* begin DATASET CONTENT *
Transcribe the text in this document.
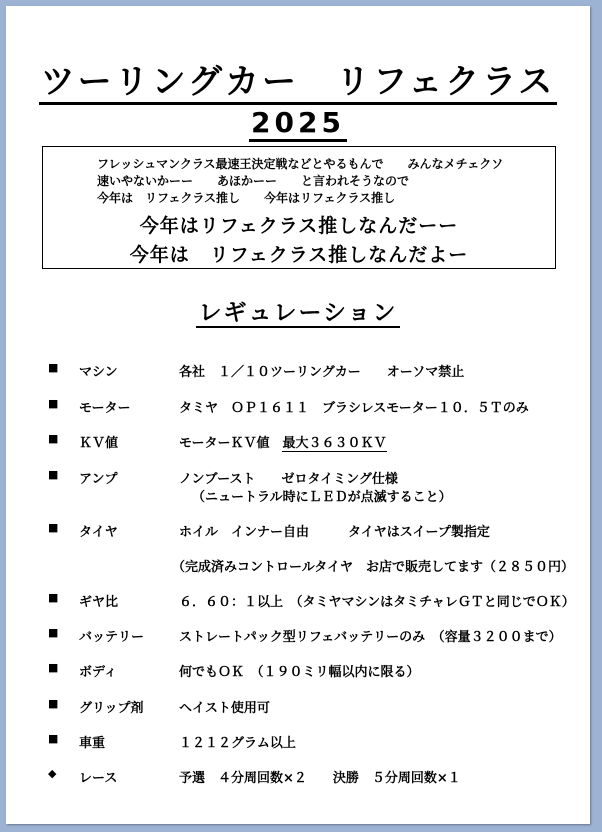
ツーリングカー　リフェクラス
2025
フレッシュマンクラス最速王決定戦などとやるもんで　　みんなメチェクソ
速いやないかーー　　あほかーー　　と言われそうなので
今年は　リフェクラス推し　　今年はリフェクラス推し
今年はリフェクラス推しなんだーー
今年は　リフェクラス推しなんだよー
レギュレーション
■ マシン	各社　１／１０ツーリングカー　　オーソマ禁止
■ モーター	タミヤ　ＯＰ１６１１　ブラシレスモーター１０．５Ｔのみ
■ ＫＶ値	モーターＫＶ値　最大３６３０ＫＶ
■ アンプ	ノンブースト　　ゼロタイミング仕様
（ニュートラル時にＬＥＤが点滅すること）
■ タイヤ	ホイル　インナー自由　　　タイヤはスイープ製指定
（完成済みコントロールタイヤ　お店で販売してます（２８５０円）
■ ギヤ比	６．６０：１以上　（タミヤマシンはタミチャレＧＴと同じでＯＫ）
■ バッテリー	ストレートパック型リフェバッテリーのみ　（容量３２００まで）
■ ボディ	何でもＯＫ　（１９０ミリ幅以内に限る）
■ グリップ剤	ヘイスト使用可
■ 車重	１２１２グラム以上
◆ レース	予選　４分周回数×２　　決勝　５分周回数×１
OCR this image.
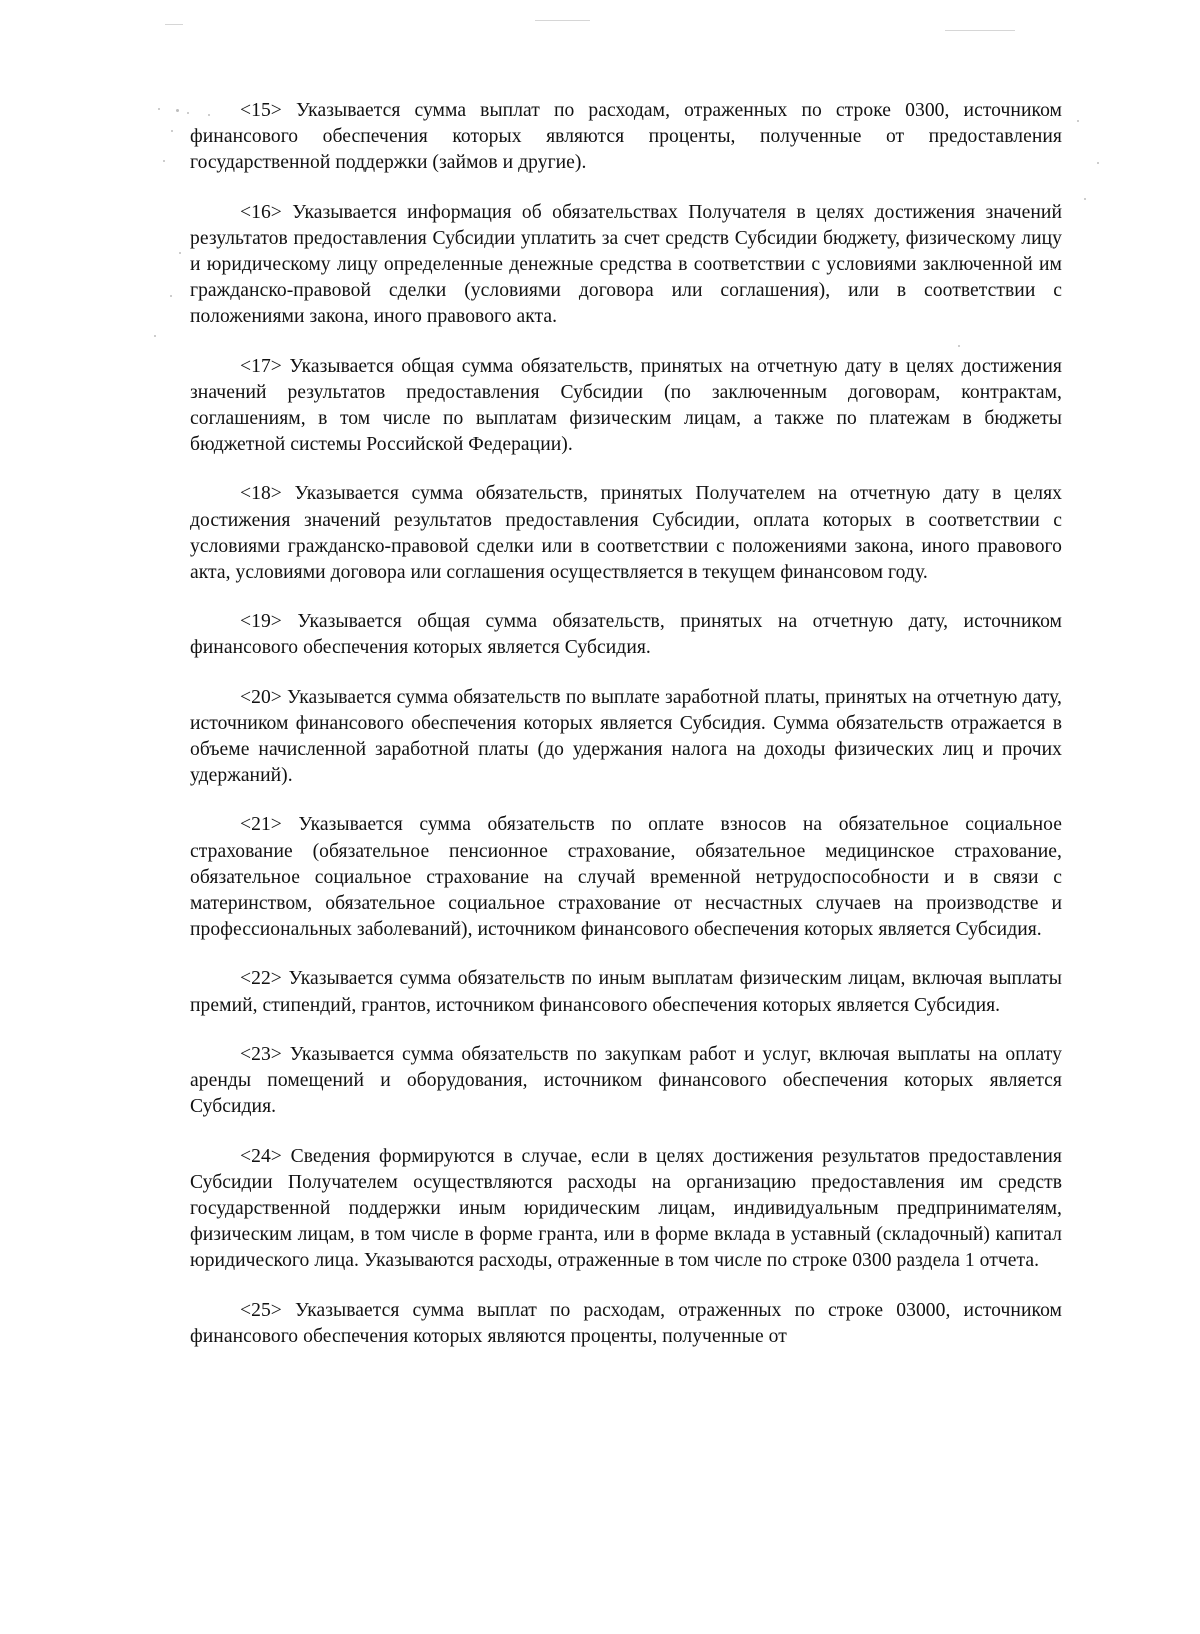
<15> Указывается сумма выплат по расходам, отраженных по строке 0300, источником финансового обеспечения которых являются проценты, полученные от предоставления государственной поддержки (займов и другие).

<16> Указывается информация об обязательствах Получателя в целях достижения значений результатов предоставления Субсидии уплатить за счет средств Субсидии бюджету, физическому лицу и юридическому лицу определенные денежные средства в соответствии с условиями заключенной им гражданско-правовой сделки (условиями договора или соглашения), или в соответствии с положениями закона, иного правового акта.

<17> Указывается общая сумма обязательств, принятых на отчетную дату в целях достижения значений результатов предоставления Субсидии (по заключенным договорам, контрактам, соглашениям, в том числе по выплатам физическим лицам, а также по платежам в бюджеты бюджетной системы Российской Федерации).

<18> Указывается сумма обязательств, принятых Получателем на отчетную дату в целях достижения значений результатов предоставления Субсидии, оплата которых в соответствии с условиями гражданско-правовой сделки или в соответствии с положениями закона, иного правового акта, условиями договора или соглашения осуществляется в текущем финансовом году.

<19> Указывается общая сумма обязательств, принятых на отчетную дату, источником финансового обеспечения которых является Субсидия.

<20> Указывается сумма обязательств по выплате заработной платы, принятых на отчетную дату, источником финансового обеспечения которых является Субсидия. Сумма обязательств отражается в объеме начисленной заработной платы (до удержания налога на доходы физических лиц и прочих удержаний).

<21> Указывается сумма обязательств по оплате взносов на обязательное социальное страхование (обязательное пенсионное страхование, обязательное медицинское страхование, обязательное социальное страхование на случай временной нетрудоспособности и в связи с материнством, обязательное социальное страхование от несчастных случаев на производстве и профессиональных заболеваний), источником финансового обеспечения которых является Субсидия.

<22> Указывается сумма обязательств по иным выплатам физическим лицам, включая выплаты премий, стипендий, грантов, источником финансового обеспечения которых является Субсидия.

<23> Указывается сумма обязательств по закупкам работ и услуг, включая выплаты на оплату аренды помещений и оборудования, источником финансового обеспечения которых является Субсидия.

<24> Сведения формируются в случае, если в целях достижения результатов предоставления Субсидии Получателем осуществляются расходы на организацию предоставления им средств государственной поддержки иным юридическим лицам, индивидуальным предпринимателям, физическим лицам, в том числе в форме гранта, или в форме вклада в уставный (складочный) капитал юридического лица. Указываются расходы, отраженные в том числе по строке 0300 раздела 1 отчета.

<25> Указывается сумма выплат по расходам, отраженных по строке 03000, источником финансового обеспечения которых являются проценты, полученные от
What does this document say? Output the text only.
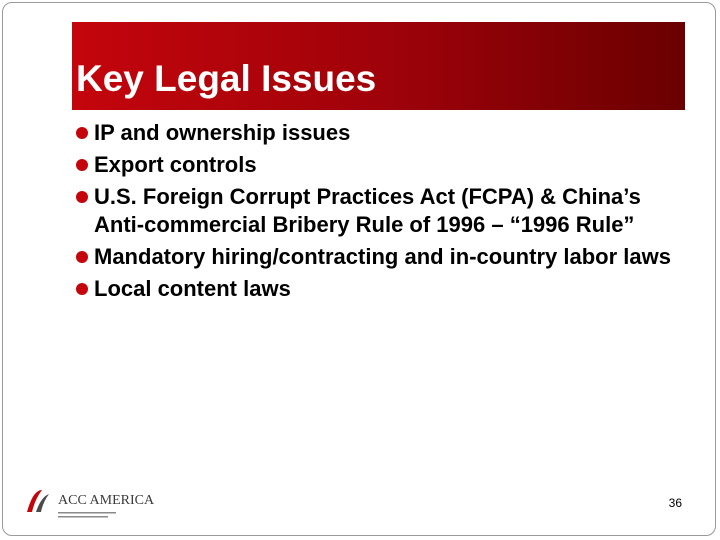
Key Legal Issues
IP and ownership issues
Export controls
U.S. Foreign Corrupt Practices Act (FCPA) & China’s Anti-commercial Bribery Rule of 1996 – “1996 Rule”
Mandatory hiring/contracting and in-country labor laws
Local content laws
ACC AMERICA	36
* end DATASET CONTENT *
Set the listing down in full and exactly. Pictures within it should not appear in the copy.

Transcribe the text in this document.
ツーリングカー　リフェクラス
2025
フレッシュマンクラス最速王決定戦などとやるもんで　　みんなメチェクソ
速いやないかーー　　あほかーー　　と言われそうなので
今年は　リフェクラス推し　　今年はリフェクラス推し
今年はリフェクラス推しなんだーー
今年は　リフェクラス推しなんだよー
レギュレーション
■ マシン	各社　１／１０ツーリングカー　　オーソマ禁止
■ モーター	タミヤ　ＯＰ１６１１　ブラシレスモーター１０．５Ｔのみ
■ ＫＶ値	モーターＫＶ値　最大３６３０ＫＶ
■ アンプ	ノンブースト　　ゼロタイミング仕様
（ニュートラル時にＬＥＤが点滅すること）
■ タイヤ	ホイル　インナー自由　　　タイヤはスイープ製指定
（完成済みコントロールタイヤ　お店で販売してます（２８５０円）
■ ギヤ比	６．６０：１以上　（タミヤマシンはタミチャレＧＴと同じでＯＫ）
■ バッテリー	ストレートパック型リフェバッテリーのみ　（容量３２００まで）
■ ボディ	何でもＯＫ　（１９０ミリ幅以内に限る）
■ グリップ剤	ヘイスト使用可
■ 車重	１２１２グラム以上
◆ レース	予選　４分周回数×２　　決勝　５分周回数×１
OCR this image.
<15> Указывается сумма выплат по расходам, отраженных по строке 0300, источником финансового обеспечения которых являются проценты, полученные от предоставления государственной поддержки (займов и другие).

<16> Указывается информация об обязательствах Получателя в целях достижения значений результатов предоставления Субсидии уплатить за счет средств Субсидии бюджету, физическому лицу и юридическому лицу определенные денежные средства в соответствии с условиями заключенной им гражданско-правовой сделки (условиями договора или соглашения), или в соответствии с положениями закона, иного правового акта.

<17> Указывается общая сумма обязательств, принятых на отчетную дату в целях достижения значений результатов предоставления Субсидии (по заключенным договорам, контрактам, соглашениям, в том числе по выплатам физическим лицам, а также по платежам в бюджеты бюджетной системы Российской Федерации).

<18> Указывается сумма обязательств, принятых Получателем на отчетную дату в целях достижения значений результатов предоставления Субсидии, оплата которых в соответствии с условиями гражданско-правовой сделки или в соответствии с положениями закона, иного правового акта, условиями договора или соглашения осуществляется в текущем финансовом году.

<19> Указывается общая сумма обязательств, принятых на отчетную дату, источником финансового обеспечения которых является Субсидия.

<20> Указывается сумма обязательств по выплате заработной платы, принятых на отчетную дату, источником финансового обеспечения которых является Субсидия. Сумма обязательств отражается в объеме начисленной заработной платы (до удержания налога на доходы физических лиц и прочих удержаний).

<21> Указывается сумма обязательств по оплате взносов на обязательное социальное страхование (обязательное пенсионное страхование, обязательное медицинское страхование, обязательное социальное страхование на случай временной нетрудоспособности и в связи с материнством, обязательное социальное страхование от несчастных случаев на производстве и профессиональных заболеваний), источником финансового обеспечения которых является Субсидия.

<22> Указывается сумма обязательств по иным выплатам физическим лицам, включая выплаты премий, стипендий, грантов, источником финансового обеспечения которых является Субсидия.

<23> Указывается сумма обязательств по закупкам работ и услуг, включая выплаты на оплату аренды помещений и оборудования, источником финансового обеспечения которых является Субсидия.

<24> Сведения формируются в случае, если в целях достижения результатов предоставления Субсидии Получателем осуществляются расходы на организацию предоставления им средств государственной поддержки иным юридическим лицам, индивидуальным предпринимателям, физическим лицам, в том числе в форме гранта, или в форме вклада в уставный (складочный) капитал юридического лица. Указываются расходы, отраженные в том числе по строке 0300 раздела 1 отчета.

<25> Указывается сумма выплат по расходам, отраженных по строке 03000, источником финансового обеспечения которых являются проценты, полученные от
What does this document say? Output the text only.
Key Legal Issues
IP and ownership issues
Export controls
U.S. Foreign Corrupt Practices Act (FCPA) & China’s Anti-commercial Bribery Rule of 1996 – “1996 Rule”
Mandatory hiring/contracting and in-country labor laws
Local content laws
ACC AMERICA	36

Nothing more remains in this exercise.